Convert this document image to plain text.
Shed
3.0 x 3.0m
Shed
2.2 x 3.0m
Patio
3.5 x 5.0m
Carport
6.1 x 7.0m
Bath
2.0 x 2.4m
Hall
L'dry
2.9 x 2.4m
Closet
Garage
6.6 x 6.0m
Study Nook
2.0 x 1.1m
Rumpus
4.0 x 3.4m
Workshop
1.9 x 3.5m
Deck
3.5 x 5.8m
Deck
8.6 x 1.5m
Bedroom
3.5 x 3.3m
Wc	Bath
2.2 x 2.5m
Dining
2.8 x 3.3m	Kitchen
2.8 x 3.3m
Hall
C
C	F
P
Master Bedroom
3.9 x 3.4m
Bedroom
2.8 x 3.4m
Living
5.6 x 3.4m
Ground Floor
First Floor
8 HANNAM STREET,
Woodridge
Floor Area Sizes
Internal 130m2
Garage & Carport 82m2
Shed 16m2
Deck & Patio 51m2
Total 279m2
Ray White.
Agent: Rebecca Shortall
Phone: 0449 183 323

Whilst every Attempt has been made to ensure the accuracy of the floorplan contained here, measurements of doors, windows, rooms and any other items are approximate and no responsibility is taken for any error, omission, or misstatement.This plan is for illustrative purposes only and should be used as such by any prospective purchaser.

■ ■ ■ ■ ■ ■ ■

Reproduce each entry exactly, leaving out nothing.

» **TASK RESULT**:
Convert this document image to plain text.
Shed
3.0 x 3.0m
Shed
2.2 x 3.0m
Patio
3.5 x 5.0m
Carport
6.1 x 7.0m
Bath
2.0 x 2.4m
Hall
L'dry
2.9 x 2.4m
Closet
Garage
6.6 x 6.0m
Study Nook
2.0 x 1.1m
Rumpus
4.0 x 3.4m
Workshop
1.9 x 3.5m
Deck
3.5 x 5.8m
Deck
8.6 x 1.5m
Bedroom
3.5 x 3.3m
Wc	Bath
2.2 x 2.5m
Dining
2.8 x 3.3m	Kitchen
2.8 x 3.3m
Hall
C
C	F
P
Master Bedroom
3.9 x 3.4m
Bedroom
2.8 x 3.4m
Living
5.6 x 3.4m
Ground Floor
First Floor
8 HANNAM STREET,
Woodridge
Floor Area Sizes
Internal 130m2
Garage & Carport 82m2
Shed 16m2
Deck & Patio 51m2
Total 279m2
Ray White.
Agent: Rebecca Shortall
Phone: 0449 183 323

Whilst every Attempt has been made to ensure the accuracy of the floorplan contained here, measurements of doors, windows, rooms and any other items are approximate and no responsibility is taken for any error, omission, or misstatement.This plan is for illustrative purposes only and should be used as such by any prospective purchaser.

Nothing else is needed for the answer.